*EXERCISE DETAILS:* Copy every one of these items line for line, with no changes.

Layout coordinate data:
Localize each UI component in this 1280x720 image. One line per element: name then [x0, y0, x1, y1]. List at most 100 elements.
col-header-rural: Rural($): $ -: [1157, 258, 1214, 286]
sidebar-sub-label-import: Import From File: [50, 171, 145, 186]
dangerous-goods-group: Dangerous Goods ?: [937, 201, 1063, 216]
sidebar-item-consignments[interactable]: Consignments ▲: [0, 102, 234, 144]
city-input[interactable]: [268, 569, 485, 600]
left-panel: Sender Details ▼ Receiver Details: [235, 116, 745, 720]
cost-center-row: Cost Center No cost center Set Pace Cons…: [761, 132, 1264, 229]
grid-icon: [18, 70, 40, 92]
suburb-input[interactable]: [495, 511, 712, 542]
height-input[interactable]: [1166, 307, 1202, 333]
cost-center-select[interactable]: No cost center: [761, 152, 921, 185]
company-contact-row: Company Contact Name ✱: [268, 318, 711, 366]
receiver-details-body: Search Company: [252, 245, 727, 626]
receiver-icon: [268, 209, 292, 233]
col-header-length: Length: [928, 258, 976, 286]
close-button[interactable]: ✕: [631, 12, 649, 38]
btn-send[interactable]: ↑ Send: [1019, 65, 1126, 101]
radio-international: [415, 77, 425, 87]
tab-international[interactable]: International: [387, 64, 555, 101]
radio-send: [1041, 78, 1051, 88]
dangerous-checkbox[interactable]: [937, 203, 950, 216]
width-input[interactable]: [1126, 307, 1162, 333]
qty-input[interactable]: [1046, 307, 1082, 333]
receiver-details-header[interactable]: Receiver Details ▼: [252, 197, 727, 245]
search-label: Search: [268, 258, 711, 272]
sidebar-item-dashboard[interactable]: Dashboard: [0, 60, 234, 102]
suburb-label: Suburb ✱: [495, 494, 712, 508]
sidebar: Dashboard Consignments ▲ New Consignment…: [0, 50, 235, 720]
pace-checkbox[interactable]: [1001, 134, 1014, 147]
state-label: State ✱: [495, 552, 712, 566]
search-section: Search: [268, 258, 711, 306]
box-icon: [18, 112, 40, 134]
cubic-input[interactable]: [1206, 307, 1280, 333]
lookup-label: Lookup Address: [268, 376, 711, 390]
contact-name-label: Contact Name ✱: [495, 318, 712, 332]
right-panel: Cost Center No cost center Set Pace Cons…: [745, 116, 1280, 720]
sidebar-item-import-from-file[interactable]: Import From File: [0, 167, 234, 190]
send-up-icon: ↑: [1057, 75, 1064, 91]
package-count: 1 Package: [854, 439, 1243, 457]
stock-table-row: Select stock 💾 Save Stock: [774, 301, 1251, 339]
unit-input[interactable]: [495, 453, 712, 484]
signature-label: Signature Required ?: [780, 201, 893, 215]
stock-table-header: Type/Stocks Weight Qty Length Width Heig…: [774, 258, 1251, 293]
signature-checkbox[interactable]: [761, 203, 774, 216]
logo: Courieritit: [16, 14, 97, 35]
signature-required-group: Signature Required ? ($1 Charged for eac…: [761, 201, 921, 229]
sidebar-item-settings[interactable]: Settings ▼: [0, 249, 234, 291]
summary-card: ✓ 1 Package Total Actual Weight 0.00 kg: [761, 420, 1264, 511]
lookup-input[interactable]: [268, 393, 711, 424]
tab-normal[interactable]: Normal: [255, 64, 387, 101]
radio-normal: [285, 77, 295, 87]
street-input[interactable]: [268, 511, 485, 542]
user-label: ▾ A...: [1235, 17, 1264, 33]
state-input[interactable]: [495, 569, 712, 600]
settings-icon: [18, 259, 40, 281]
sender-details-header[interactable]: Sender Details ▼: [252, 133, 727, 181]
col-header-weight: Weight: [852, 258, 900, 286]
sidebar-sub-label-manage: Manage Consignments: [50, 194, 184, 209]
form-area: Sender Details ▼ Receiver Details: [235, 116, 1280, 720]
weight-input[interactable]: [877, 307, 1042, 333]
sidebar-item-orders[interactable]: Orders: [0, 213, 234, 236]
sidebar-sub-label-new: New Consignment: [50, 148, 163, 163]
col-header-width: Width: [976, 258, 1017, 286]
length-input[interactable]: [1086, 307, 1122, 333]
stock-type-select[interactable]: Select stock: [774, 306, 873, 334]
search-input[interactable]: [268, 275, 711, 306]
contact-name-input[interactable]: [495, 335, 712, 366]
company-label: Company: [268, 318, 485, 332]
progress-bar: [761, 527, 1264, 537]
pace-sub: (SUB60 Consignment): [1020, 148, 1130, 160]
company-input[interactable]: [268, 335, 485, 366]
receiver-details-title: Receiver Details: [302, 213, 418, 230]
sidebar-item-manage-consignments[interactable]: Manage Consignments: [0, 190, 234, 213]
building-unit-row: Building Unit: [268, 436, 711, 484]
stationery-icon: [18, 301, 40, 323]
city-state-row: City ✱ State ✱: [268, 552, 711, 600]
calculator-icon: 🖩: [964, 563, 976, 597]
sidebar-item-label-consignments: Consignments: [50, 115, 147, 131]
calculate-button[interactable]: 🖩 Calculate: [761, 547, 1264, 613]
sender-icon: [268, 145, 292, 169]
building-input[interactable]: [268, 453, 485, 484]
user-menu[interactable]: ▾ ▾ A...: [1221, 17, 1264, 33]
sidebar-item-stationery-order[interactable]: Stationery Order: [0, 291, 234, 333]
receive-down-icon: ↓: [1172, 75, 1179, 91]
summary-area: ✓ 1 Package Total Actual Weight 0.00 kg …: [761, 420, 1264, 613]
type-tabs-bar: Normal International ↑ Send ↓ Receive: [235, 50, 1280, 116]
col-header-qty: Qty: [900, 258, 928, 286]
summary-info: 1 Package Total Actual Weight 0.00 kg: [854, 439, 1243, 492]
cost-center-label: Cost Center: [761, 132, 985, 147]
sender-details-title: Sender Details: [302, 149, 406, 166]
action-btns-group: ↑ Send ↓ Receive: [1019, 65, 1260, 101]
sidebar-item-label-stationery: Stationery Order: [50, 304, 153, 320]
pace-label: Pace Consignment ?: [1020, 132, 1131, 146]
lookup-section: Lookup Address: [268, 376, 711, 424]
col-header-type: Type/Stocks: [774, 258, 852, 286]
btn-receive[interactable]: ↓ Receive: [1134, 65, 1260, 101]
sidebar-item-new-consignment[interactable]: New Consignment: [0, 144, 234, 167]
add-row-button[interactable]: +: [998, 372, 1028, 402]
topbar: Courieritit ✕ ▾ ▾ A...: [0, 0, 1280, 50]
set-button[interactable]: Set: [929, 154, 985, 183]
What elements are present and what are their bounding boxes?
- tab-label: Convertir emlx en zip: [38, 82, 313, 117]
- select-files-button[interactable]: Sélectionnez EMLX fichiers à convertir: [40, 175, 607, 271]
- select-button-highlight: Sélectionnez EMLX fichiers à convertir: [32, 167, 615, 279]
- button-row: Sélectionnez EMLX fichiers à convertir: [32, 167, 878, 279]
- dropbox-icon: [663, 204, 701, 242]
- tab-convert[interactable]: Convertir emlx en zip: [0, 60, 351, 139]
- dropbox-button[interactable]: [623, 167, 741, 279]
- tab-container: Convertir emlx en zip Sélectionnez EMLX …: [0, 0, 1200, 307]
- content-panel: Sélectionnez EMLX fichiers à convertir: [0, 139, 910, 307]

*OUTPUT:*
Localize each UI component in this 1280x720 image. One line per element: name then [x0, y0, x1, y1]. List at most 100 elements.
col-header-rural: Rural($): $ -: [1157, 258, 1214, 286]
sidebar-sub-label-import: Import From File: [50, 171, 145, 186]
dangerous-goods-group: Dangerous Goods ?: [937, 201, 1063, 216]
sidebar-item-consignments[interactable]: Consignments ▲: [0, 102, 234, 144]
city-input[interactable]: [268, 569, 485, 600]
left-panel: Sender Details ▼ Receiver Details: [235, 116, 745, 720]
cost-center-row: Cost Center No cost center Set Pace Cons…: [761, 132, 1264, 229]
grid-icon: [18, 70, 40, 92]
suburb-input[interactable]: [495, 511, 712, 542]
height-input[interactable]: [1166, 307, 1202, 333]
cost-center-select[interactable]: No cost center: [761, 152, 921, 185]
company-contact-row: Company Contact Name ✱: [268, 318, 711, 366]
receiver-details-body: Search Company: [252, 245, 727, 626]
receiver-icon: [268, 209, 292, 233]
col-header-length: Length: [928, 258, 976, 286]
close-button[interactable]: ✕: [631, 12, 649, 38]
btn-send[interactable]: ↑ Send: [1019, 65, 1126, 101]
radio-international: [415, 77, 425, 87]
tab-international[interactable]: International: [387, 64, 555, 101]
radio-send: [1041, 78, 1051, 88]
dangerous-checkbox[interactable]: [937, 203, 950, 216]
width-input[interactable]: [1126, 307, 1162, 333]
qty-input[interactable]: [1046, 307, 1082, 333]
receiver-details-header[interactable]: Receiver Details ▼: [252, 197, 727, 245]
search-label: Search: [268, 258, 711, 272]
sidebar-item-dashboard[interactable]: Dashboard: [0, 60, 234, 102]
suburb-label: Suburb ✱: [495, 494, 712, 508]
sidebar: Dashboard Consignments ▲ New Consignment…: [0, 50, 235, 720]
pace-checkbox[interactable]: [1001, 134, 1014, 147]
state-label: State ✱: [495, 552, 712, 566]
search-section: Search: [268, 258, 711, 306]
box-icon: [18, 112, 40, 134]
cubic-input[interactable]: [1206, 307, 1280, 333]
lookup-label: Lookup Address: [268, 376, 711, 390]
contact-name-label: Contact Name ✱: [495, 318, 712, 332]
right-panel: Cost Center No cost center Set Pace Cons…: [745, 116, 1280, 720]
sidebar-item-import-from-file[interactable]: Import From File: [0, 167, 234, 190]
send-up-icon: ↑: [1057, 75, 1064, 91]
package-count: 1 Package: [854, 439, 1243, 457]
stock-table-row: Select stock 💾 Save Stock: [774, 301, 1251, 339]
unit-input[interactable]: [495, 453, 712, 484]
signature-label: Signature Required ?: [780, 201, 893, 215]
stock-table-header: Type/Stocks Weight Qty Length Width Heig…: [774, 258, 1251, 293]
signature-checkbox[interactable]: [761, 203, 774, 216]
logo: Courieritit: [16, 14, 97, 35]
signature-required-group: Signature Required ? ($1 Charged for eac…: [761, 201, 921, 229]
sidebar-item-settings[interactable]: Settings ▼: [0, 249, 234, 291]
summary-card: ✓ 1 Package Total Actual Weight 0.00 kg: [761, 420, 1264, 511]
lookup-input[interactable]: [268, 393, 711, 424]
tab-normal[interactable]: Normal: [255, 64, 387, 101]
radio-normal: [285, 77, 295, 87]
street-input[interactable]: [268, 511, 485, 542]
user-label: ▾ A...: [1235, 17, 1264, 33]
state-input[interactable]: [495, 569, 712, 600]
settings-icon: [18, 259, 40, 281]
sender-details-header[interactable]: Sender Details ▼: [252, 133, 727, 181]
col-header-weight: Weight: [852, 258, 900, 286]
sidebar-sub-label-manage: Manage Consignments: [50, 194, 184, 209]
form-area: Sender Details ▼ Receiver Details: [235, 116, 1280, 720]
weight-input[interactable]: [877, 307, 1042, 333]
sidebar-item-orders[interactable]: Orders: [0, 213, 234, 236]
sidebar-sub-label-new: New Consignment: [50, 148, 163, 163]
col-header-width: Width: [976, 258, 1017, 286]
length-input[interactable]: [1086, 307, 1122, 333]
stock-type-select[interactable]: Select stock: [774, 306, 873, 334]
search-input[interactable]: [268, 275, 711, 306]
contact-name-input[interactable]: [495, 335, 712, 366]
company-label: Company: [268, 318, 485, 332]
progress-bar: [761, 527, 1264, 537]
pace-sub: (SUB60 Consignment): [1020, 148, 1130, 160]
company-input[interactable]: [268, 335, 485, 366]
receiver-details-title: Receiver Details: [302, 213, 418, 230]
sidebar-item-manage-consignments[interactable]: Manage Consignments: [0, 190, 234, 213]
building-unit-row: Building Unit: [268, 436, 711, 484]
stationery-icon: [18, 301, 40, 323]
city-state-row: City ✱ State ✱: [268, 552, 711, 600]
calculator-icon: 🖩: [964, 563, 976, 597]
sidebar-item-label-consignments: Consignments: [50, 115, 147, 131]
calculate-button[interactable]: 🖩 Calculate: [761, 547, 1264, 613]
sender-icon: [268, 145, 292, 169]
building-input[interactable]: [268, 453, 485, 484]
user-menu[interactable]: ▾ ▾ A...: [1221, 17, 1264, 33]
sidebar-item-stationery-order[interactable]: Stationery Order: [0, 291, 234, 333]
receive-down-icon: ↓: [1172, 75, 1179, 91]
summary-area: ✓ 1 Package Total Actual Weight 0.00 kg …: [761, 420, 1264, 613]
type-tabs-bar: Normal International ↑ Send ↓ Receive: [235, 50, 1280, 116]
col-header-qty: Qty: [900, 258, 928, 286]
summary-info: 1 Package Total Actual Weight 0.00 kg: [854, 439, 1243, 492]
cost-center-label: Cost Center: [761, 132, 985, 147]
sender-details-title: Sender Details: [302, 149, 406, 166]
action-btns-group: ↑ Send ↓ Receive: [1019, 65, 1260, 101]
sidebar-item-label-stationery: Stationery Order: [50, 304, 153, 320]
pace-label: Pace Consignment ?: [1020, 132, 1131, 146]
lookup-section: Lookup Address: [268, 376, 711, 424]
col-header-type: Type/Stocks: [774, 258, 852, 286]
btn-receive[interactable]: ↓ Receive: [1134, 65, 1260, 101]
sidebar-item-new-consignment[interactable]: New Consignment: [0, 144, 234, 167]
add-row-button[interactable]: +: [998, 372, 1028, 402]
topbar: Courieritit ✕ ▾ ▾ A...: [0, 0, 1280, 50]
set-button[interactable]: Set: [929, 154, 985, 183]
What elements are present and what are their bounding boxes?
- tab-label: Convertir emlx en zip: [38, 82, 313, 117]
- select-files-button[interactable]: Sélectionnez EMLX fichiers à convertir: [40, 175, 607, 271]
- select-button-highlight: Sélectionnez EMLX fichiers à convertir: [32, 167, 615, 279]
- button-row: Sélectionnez EMLX fichiers à convertir: [32, 167, 878, 279]
- dropbox-icon: [663, 204, 701, 242]
- tab-convert[interactable]: Convertir emlx en zip: [0, 60, 351, 139]
- dropbox-button[interactable]: [623, 167, 741, 279]
- tab-container: Convertir emlx en zip Sélectionnez EMLX …: [0, 0, 1200, 307]
- content-panel: Sélectionnez EMLX fichiers à convertir: [0, 139, 910, 307]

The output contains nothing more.